Your objective = Search the material for the string "time", then return every line where it is found.

******************************

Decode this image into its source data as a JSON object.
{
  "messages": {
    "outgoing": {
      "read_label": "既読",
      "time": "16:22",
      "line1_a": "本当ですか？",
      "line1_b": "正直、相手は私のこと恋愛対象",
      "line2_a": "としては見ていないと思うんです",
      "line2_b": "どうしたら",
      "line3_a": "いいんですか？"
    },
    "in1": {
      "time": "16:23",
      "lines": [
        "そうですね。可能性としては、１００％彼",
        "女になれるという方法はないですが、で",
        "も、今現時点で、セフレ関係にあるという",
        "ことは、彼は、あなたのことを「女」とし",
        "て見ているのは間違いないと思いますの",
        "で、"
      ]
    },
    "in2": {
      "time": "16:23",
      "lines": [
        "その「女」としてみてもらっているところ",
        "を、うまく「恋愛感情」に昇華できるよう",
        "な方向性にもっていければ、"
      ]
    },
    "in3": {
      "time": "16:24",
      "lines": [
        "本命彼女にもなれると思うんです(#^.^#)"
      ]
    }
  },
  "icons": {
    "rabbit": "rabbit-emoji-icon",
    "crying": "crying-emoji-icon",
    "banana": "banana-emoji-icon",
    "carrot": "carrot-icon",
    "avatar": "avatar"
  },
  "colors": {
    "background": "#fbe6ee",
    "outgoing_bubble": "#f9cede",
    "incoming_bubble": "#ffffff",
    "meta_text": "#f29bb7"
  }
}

******************************

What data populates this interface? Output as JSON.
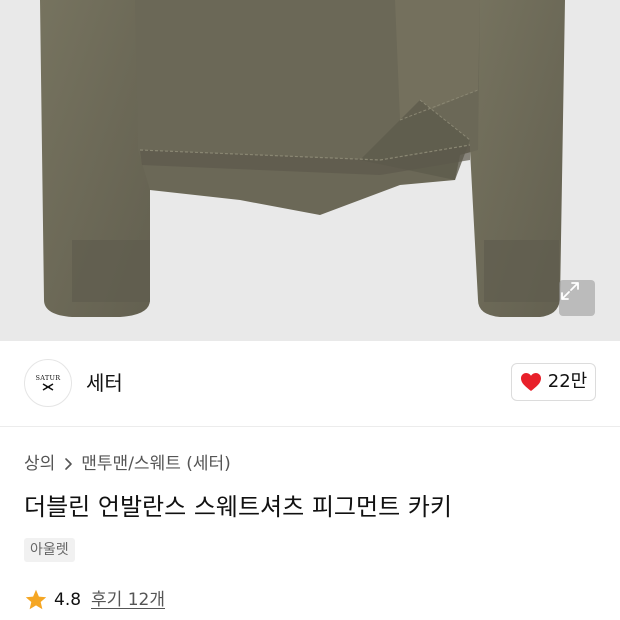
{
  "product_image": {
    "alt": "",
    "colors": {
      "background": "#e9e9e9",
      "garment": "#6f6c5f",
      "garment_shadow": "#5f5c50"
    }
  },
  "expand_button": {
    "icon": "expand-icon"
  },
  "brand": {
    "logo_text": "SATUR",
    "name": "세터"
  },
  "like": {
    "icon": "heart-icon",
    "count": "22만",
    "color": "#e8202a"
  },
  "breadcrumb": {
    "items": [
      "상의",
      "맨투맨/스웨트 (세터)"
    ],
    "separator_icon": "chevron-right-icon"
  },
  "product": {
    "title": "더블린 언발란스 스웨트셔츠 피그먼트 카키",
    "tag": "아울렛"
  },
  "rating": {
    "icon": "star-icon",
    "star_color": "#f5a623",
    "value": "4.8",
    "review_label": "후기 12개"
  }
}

******************************

Task solution =
      "time": "16:22",
      "time": "16:23",
      "time": "16:23",
      "time": "16:24",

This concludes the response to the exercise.